Description of the task: Find the lines holding the word "Viewing" and collect them.

═══ Information given ═══

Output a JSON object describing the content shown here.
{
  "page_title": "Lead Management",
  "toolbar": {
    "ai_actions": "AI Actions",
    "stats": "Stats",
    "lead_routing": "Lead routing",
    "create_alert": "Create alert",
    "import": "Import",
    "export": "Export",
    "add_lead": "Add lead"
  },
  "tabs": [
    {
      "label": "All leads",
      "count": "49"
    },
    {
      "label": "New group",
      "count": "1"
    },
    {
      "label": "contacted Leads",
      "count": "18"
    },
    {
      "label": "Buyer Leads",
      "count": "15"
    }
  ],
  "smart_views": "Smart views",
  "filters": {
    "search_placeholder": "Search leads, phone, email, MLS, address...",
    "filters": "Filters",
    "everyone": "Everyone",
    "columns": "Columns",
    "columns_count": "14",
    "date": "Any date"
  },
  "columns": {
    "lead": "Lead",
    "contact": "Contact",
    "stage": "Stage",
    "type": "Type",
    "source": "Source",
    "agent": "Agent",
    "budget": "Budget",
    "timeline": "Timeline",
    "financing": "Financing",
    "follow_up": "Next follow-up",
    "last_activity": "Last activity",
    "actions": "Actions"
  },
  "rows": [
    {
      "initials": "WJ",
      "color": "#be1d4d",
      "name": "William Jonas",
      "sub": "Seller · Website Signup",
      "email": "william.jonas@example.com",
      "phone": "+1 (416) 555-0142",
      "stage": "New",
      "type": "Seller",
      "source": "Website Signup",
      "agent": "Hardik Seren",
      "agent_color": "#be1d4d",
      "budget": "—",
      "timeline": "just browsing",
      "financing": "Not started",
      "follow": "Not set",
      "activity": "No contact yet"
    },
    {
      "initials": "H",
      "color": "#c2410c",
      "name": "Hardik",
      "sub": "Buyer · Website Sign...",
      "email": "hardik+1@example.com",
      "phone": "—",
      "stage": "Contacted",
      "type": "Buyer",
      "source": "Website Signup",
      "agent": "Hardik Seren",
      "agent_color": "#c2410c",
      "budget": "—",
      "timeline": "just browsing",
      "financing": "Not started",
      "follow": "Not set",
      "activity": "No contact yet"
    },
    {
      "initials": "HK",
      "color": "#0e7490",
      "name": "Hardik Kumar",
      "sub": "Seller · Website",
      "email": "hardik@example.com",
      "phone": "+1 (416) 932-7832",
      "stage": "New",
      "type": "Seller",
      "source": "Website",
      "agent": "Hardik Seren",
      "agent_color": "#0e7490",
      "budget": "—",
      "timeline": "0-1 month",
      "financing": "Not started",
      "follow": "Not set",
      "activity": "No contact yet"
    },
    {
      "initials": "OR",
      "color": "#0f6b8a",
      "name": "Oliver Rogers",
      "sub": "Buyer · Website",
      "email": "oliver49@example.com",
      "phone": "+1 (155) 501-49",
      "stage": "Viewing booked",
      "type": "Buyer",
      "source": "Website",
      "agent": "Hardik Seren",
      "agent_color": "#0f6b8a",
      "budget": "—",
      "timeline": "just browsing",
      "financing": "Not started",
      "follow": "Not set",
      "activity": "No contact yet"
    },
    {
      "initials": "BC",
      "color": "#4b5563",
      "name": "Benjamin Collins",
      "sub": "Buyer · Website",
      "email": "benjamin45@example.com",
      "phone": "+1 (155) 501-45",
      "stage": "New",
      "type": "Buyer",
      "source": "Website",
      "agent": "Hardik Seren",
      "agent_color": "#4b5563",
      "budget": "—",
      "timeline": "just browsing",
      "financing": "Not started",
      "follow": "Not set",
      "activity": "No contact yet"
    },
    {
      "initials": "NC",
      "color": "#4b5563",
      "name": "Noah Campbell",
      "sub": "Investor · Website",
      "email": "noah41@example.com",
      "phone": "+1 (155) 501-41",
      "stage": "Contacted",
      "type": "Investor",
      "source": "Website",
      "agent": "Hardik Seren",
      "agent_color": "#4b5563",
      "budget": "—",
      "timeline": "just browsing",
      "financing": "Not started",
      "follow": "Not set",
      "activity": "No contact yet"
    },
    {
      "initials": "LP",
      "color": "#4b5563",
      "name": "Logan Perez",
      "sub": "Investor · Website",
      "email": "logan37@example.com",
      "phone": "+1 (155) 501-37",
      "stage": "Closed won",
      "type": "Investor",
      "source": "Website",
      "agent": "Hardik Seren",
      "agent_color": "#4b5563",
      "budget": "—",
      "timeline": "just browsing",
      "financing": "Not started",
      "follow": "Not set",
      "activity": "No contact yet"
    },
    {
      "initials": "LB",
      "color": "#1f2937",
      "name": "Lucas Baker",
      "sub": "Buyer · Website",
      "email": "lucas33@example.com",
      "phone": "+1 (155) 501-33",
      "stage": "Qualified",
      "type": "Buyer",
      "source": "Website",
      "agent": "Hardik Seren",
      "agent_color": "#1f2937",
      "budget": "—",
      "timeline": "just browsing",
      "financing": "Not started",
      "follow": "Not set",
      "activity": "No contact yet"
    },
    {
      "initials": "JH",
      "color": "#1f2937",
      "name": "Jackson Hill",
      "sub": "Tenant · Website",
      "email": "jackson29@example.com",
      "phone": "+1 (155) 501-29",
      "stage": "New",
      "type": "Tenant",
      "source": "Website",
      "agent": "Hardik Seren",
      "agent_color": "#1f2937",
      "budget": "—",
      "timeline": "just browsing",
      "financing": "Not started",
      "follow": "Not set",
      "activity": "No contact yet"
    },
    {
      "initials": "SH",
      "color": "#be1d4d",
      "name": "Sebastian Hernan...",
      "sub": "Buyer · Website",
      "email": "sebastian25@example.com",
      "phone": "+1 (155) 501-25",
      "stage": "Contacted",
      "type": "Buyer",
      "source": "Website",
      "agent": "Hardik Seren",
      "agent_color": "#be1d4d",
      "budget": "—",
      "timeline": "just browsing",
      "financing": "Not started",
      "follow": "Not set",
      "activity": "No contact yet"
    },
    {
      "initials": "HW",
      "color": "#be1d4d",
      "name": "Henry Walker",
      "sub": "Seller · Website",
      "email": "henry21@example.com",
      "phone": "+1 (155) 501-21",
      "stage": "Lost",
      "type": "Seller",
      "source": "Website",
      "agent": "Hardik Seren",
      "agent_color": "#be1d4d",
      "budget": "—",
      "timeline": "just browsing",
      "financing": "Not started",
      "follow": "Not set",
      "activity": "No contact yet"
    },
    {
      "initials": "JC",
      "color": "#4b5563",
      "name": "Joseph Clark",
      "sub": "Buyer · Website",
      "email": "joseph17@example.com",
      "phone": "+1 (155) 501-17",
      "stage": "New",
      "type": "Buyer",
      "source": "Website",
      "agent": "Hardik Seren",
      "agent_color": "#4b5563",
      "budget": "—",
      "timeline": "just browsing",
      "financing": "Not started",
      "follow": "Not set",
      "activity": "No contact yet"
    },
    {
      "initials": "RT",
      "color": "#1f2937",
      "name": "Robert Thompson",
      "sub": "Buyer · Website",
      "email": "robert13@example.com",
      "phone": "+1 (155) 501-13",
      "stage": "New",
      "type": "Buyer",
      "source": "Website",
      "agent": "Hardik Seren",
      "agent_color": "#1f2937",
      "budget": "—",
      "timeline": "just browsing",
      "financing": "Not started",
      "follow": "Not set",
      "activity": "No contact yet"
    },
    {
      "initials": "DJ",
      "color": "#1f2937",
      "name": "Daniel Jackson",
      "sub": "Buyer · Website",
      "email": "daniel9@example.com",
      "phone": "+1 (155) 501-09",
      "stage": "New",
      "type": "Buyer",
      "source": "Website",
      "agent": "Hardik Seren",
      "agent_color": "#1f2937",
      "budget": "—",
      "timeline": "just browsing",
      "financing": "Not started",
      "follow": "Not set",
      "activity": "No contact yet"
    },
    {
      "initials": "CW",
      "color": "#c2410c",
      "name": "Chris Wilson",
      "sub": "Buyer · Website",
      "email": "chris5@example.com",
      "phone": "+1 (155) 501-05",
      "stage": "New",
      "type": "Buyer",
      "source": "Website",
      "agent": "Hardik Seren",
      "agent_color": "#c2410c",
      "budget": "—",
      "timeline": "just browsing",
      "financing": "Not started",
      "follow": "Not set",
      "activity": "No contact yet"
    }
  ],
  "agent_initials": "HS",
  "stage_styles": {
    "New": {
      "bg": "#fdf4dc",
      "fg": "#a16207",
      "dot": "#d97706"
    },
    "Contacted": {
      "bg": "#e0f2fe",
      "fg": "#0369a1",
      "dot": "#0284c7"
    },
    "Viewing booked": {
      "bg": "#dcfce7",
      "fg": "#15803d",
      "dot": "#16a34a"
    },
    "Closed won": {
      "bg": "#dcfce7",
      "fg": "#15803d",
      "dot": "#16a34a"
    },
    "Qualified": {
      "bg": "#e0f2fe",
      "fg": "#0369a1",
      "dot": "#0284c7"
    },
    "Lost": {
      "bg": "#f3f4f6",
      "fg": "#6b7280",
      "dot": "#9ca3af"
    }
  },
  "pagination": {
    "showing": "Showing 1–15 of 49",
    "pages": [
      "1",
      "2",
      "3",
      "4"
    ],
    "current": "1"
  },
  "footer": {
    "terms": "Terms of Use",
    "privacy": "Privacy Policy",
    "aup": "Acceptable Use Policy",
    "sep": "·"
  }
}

═══

Written solution:
      "stage": "Viewing booked",
    "Viewing booked": {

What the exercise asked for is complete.